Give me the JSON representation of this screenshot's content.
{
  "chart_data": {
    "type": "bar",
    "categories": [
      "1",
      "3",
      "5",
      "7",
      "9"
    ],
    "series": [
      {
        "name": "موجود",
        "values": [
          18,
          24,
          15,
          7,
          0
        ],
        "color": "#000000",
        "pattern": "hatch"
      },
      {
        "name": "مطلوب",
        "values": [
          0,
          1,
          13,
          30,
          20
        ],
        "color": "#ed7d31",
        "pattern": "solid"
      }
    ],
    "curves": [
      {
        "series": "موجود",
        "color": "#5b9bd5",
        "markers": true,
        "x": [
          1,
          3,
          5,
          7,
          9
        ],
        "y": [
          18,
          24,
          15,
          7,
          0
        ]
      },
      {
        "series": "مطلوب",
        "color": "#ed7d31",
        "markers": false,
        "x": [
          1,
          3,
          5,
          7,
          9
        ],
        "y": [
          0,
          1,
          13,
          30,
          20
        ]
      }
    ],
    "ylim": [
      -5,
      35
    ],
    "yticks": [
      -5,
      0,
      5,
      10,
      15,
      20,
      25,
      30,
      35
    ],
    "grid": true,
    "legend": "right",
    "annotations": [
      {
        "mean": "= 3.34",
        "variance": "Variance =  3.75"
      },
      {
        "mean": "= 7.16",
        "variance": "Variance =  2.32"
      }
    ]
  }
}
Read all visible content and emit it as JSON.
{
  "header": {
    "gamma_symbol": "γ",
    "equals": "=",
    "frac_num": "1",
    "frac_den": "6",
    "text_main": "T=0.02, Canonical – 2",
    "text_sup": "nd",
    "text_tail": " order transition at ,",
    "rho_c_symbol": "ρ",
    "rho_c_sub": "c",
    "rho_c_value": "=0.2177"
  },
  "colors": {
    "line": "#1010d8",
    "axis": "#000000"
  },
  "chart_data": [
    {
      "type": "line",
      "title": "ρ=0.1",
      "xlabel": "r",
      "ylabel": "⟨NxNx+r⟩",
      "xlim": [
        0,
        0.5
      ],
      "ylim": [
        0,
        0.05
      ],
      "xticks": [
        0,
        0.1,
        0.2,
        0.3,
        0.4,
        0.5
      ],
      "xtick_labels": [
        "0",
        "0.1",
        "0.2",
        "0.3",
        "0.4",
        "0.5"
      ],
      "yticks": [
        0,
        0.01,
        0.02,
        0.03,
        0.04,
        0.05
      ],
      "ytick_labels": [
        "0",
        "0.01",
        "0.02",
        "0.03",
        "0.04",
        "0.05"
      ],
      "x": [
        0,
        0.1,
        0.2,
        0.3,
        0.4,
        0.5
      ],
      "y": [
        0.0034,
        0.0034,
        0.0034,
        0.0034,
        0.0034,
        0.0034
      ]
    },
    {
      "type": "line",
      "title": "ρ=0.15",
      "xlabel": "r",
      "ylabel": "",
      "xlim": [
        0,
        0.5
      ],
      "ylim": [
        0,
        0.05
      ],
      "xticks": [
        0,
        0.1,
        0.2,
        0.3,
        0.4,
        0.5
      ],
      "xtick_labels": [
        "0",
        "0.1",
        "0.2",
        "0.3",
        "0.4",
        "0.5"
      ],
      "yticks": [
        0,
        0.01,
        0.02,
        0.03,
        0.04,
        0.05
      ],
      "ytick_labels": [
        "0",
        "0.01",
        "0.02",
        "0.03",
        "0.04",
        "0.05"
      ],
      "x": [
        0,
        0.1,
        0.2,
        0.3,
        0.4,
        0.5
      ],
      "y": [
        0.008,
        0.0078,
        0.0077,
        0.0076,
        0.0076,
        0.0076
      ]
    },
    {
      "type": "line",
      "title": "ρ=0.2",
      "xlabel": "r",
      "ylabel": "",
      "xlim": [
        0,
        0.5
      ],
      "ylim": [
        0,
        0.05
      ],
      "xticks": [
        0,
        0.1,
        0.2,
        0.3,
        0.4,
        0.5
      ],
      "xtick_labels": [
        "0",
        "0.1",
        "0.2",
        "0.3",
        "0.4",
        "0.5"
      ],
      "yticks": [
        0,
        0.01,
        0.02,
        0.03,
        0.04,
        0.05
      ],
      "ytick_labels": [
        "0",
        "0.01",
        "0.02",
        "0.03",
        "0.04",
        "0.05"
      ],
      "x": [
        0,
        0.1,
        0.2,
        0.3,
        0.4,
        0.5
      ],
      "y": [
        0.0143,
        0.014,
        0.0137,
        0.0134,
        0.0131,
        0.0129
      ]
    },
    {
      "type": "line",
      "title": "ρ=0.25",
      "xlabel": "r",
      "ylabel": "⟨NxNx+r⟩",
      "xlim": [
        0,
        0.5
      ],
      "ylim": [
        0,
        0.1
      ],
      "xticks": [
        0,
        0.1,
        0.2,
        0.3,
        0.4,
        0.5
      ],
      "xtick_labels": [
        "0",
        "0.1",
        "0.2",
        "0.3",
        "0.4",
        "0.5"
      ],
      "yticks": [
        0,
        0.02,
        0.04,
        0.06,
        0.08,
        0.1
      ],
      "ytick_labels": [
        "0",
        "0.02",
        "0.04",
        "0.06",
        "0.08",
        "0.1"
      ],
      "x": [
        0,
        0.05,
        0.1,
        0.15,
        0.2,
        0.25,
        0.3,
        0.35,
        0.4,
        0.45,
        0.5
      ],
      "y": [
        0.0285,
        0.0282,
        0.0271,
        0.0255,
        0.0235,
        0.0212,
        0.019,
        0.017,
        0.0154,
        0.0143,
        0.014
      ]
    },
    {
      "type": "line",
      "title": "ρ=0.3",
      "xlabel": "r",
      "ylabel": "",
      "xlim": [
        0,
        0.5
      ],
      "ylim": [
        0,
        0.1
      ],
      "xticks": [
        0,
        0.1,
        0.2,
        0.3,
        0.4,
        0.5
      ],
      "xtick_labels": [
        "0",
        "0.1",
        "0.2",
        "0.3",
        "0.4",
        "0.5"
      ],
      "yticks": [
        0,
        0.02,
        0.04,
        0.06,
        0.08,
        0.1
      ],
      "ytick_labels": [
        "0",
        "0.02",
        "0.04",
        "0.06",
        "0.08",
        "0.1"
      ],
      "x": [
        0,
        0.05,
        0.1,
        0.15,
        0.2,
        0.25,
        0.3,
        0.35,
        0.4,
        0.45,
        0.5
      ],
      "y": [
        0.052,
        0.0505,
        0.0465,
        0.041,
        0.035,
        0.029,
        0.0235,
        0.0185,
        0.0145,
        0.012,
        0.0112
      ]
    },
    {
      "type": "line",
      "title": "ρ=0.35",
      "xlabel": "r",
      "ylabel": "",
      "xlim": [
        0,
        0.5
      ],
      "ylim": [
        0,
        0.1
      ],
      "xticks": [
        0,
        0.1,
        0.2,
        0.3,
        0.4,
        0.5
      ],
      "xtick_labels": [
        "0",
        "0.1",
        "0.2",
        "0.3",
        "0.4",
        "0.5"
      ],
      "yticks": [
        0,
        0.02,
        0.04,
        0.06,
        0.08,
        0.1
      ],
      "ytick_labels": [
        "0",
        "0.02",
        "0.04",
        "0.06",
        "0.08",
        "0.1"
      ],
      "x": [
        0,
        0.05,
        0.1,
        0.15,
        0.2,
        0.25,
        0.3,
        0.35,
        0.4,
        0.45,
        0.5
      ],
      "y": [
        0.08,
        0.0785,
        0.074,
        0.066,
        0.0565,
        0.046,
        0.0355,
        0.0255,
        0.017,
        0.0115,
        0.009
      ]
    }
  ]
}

══════════

**Directions for this task**: Repeat every line of the data, exactly and in full.

**Response to the task**:
Give me the JSON representation of this screenshot's content.
{
  "chart_data": {
    "type": "bar",
    "categories": [
      "1",
      "3",
      "5",
      "7",
      "9"
    ],
    "series": [
      {
        "name": "موجود",
        "values": [
          18,
          24,
          15,
          7,
          0
        ],
        "color": "#000000",
        "pattern": "hatch"
      },
      {
        "name": "مطلوب",
        "values": [
          0,
          1,
          13,
          30,
          20
        ],
        "color": "#ed7d31",
        "pattern": "solid"
      }
    ],
    "curves": [
      {
        "series": "موجود",
        "color": "#5b9bd5",
        "markers": true,
        "x": [
          1,
          3,
          5,
          7,
          9
        ],
        "y": [
          18,
          24,
          15,
          7,
          0
        ]
      },
      {
        "series": "مطلوب",
        "color": "#ed7d31",
        "markers": false,
        "x": [
          1,
          3,
          5,
          7,
          9
        ],
        "y": [
          0,
          1,
          13,
          30,
          20
        ]
      }
    ],
    "ylim": [
      -5,
      35
    ],
    "yticks": [
      -5,
      0,
      5,
      10,
      15,
      20,
      25,
      30,
      35
    ],
    "grid": true,
    "legend": "right",
    "annotations": [
      {
        "mean": "= 3.34",
        "variance": "Variance =  3.75"
      },
      {
        "mean": "= 7.16",
        "variance": "Variance =  2.32"
      }
    ]
  }
}
Read all visible content and emit it as JSON.
{
  "header": {
    "gamma_symbol": "γ",
    "equals": "=",
    "frac_num": "1",
    "frac_den": "6",
    "text_main": "T=0.02, Canonical – 2",
    "text_sup": "nd",
    "text_tail": " order transition at ,",
    "rho_c_symbol": "ρ",
    "rho_c_sub": "c",
    "rho_c_value": "=0.2177"
  },
  "colors": {
    "line": "#1010d8",
    "axis": "#000000"
  },
  "chart_data": [
    {
      "type": "line",
      "title": "ρ=0.1",
      "xlabel": "r",
      "ylabel": "⟨NxNx+r⟩",
      "xlim": [
        0,
        0.5
      ],
      "ylim": [
        0,
        0.05
      ],
      "xticks": [
        0,
        0.1,
        0.2,
        0.3,
        0.4,
        0.5
      ],
      "xtick_labels": [
        "0",
        "0.1",
        "0.2",
        "0.3",
        "0.4",
        "0.5"
      ],
      "yticks": [
        0,
        0.01,
        0.02,
        0.03,
        0.04,
        0.05
      ],
      "ytick_labels": [
        "0",
        "0.01",
        "0.02",
        "0.03",
        "0.04",
        "0.05"
      ],
      "x": [
        0,
        0.1,
        0.2,
        0.3,
        0.4,
        0.5
      ],
      "y": [
        0.0034,
        0.0034,
        0.0034,
        0.0034,
        0.0034,
        0.0034
      ]
    },
    {
      "type": "line",
      "title": "ρ=0.15",
      "xlabel": "r",
      "ylabel": "",
      "xlim": [
        0,
        0.5
      ],
      "ylim": [
        0,
        0.05
      ],
      "xticks": [
        0,
        0.1,
        0.2,
        0.3,
        0.4,
        0.5
      ],
      "xtick_labels": [
        "0",
        "0.1",
        "0.2",
        "0.3",
        "0.4",
        "0.5"
      ],
      "yticks": [
        0,
        0.01,
        0.02,
        0.03,
        0.04,
        0.05
      ],
      "ytick_labels": [
        "0",
        "0.01",
        "0.02",
        "0.03",
        "0.04",
        "0.05"
      ],
      "x": [
        0,
        0.1,
        0.2,
        0.3,
        0.4,
        0.5
      ],
      "y": [
        0.008,
        0.0078,
        0.0077,
        0.0076,
        0.0076,
        0.0076
      ]
    },
    {
      "type": "line",
      "title": "ρ=0.2",
      "xlabel": "r",
      "ylabel": "",
      "xlim": [
        0,
        0.5
      ],
      "ylim": [
        0,
        0.05
      ],
      "xticks": [
        0,
        0.1,
        0.2,
        0.3,
        0.4,
        0.5
      ],
      "xtick_labels": [
        "0",
        "0.1",
        "0.2",
        "0.3",
        "0.4",
        "0.5"
      ],
      "yticks": [
        0,
        0.01,
        0.02,
        0.03,
        0.04,
        0.05
      ],
      "ytick_labels": [
        "0",
        "0.01",
        "0.02",
        "0.03",
        "0.04",
        "0.05"
      ],
      "x": [
        0,
        0.1,
        0.2,
        0.3,
        0.4,
        0.5
      ],
      "y": [
        0.0143,
        0.014,
        0.0137,
        0.0134,
        0.0131,
        0.0129
      ]
    },
    {
      "type": "line",
      "title": "ρ=0.25",
      "xlabel": "r",
      "ylabel": "⟨NxNx+r⟩",
      "xlim": [
        0,
        0.5
      ],
      "ylim": [
        0,
        0.1
      ],
      "xticks": [
        0,
        0.1,
        0.2,
        0.3,
        0.4,
        0.5
      ],
      "xtick_labels": [
        "0",
        "0.1",
        "0.2",
        "0.3",
        "0.4",
        "0.5"
      ],
      "yticks": [
        0,
        0.02,
        0.04,
        0.06,
        0.08,
        0.1
      ],
      "ytick_labels": [
        "0",
        "0.02",
        "0.04",
        "0.06",
        "0.08",
        "0.1"
      ],
      "x": [
        0,
        0.05,
        0.1,
        0.15,
        0.2,
        0.25,
        0.3,
        0.35,
        0.4,
        0.45,
        0.5
      ],
      "y": [
        0.0285,
        0.0282,
        0.0271,
        0.0255,
        0.0235,
        0.0212,
        0.019,
        0.017,
        0.0154,
        0.0143,
        0.014
      ]
    },
    {
      "type": "line",
      "title": "ρ=0.3",
      "xlabel": "r",
      "ylabel": "",
      "xlim": [
        0,
        0.5
      ],
      "ylim": [
        0,
        0.1
      ],
      "xticks": [
        0,
        0.1,
        0.2,
        0.3,
        0.4,
        0.5
      ],
      "xtick_labels": [
        "0",
        "0.1",
        "0.2",
        "0.3",
        "0.4",
        "0.5"
      ],
      "yticks": [
        0,
        0.02,
        0.04,
        0.06,
        0.08,
        0.1
      ],
      "ytick_labels": [
        "0",
        "0.02",
        "0.04",
        "0.06",
        "0.08",
        "0.1"
      ],
      "x": [
        0,
        0.05,
        0.1,
        0.15,
        0.2,
        0.25,
        0.3,
        0.35,
        0.4,
        0.45,
        0.5
      ],
      "y": [
        0.052,
        0.0505,
        0.0465,
        0.041,
        0.035,
        0.029,
        0.0235,
        0.0185,
        0.0145,
        0.012,
        0.0112
      ]
    },
    {
      "type": "line",
      "title": "ρ=0.35",
      "xlabel": "r",
      "ylabel": "",
      "xlim": [
        0,
        0.5
      ],
      "ylim": [
        0,
        0.1
      ],
      "xticks": [
        0,
        0.1,
        0.2,
        0.3,
        0.4,
        0.5
      ],
      "xtick_labels": [
        "0",
        "0.1",
        "0.2",
        "0.3",
        "0.4",
        "0.5"
      ],
      "yticks": [
        0,
        0.02,
        0.04,
        0.06,
        0.08,
        0.1
      ],
      "ytick_labels": [
        "0",
        "0.02",
        "0.04",
        "0.06",
        "0.08",
        "0.1"
      ],
      "x": [
        0,
        0.05,
        0.1,
        0.15,
        0.2,
        0.25,
        0.3,
        0.35,
        0.4,
        0.45,
        0.5
      ],
      "y": [
        0.08,
        0.0785,
        0.074,
        0.066,
        0.0565,
        0.046,
        0.0355,
        0.0255,
        0.017,
        0.0115,
        0.009
      ]
    }
  ]
}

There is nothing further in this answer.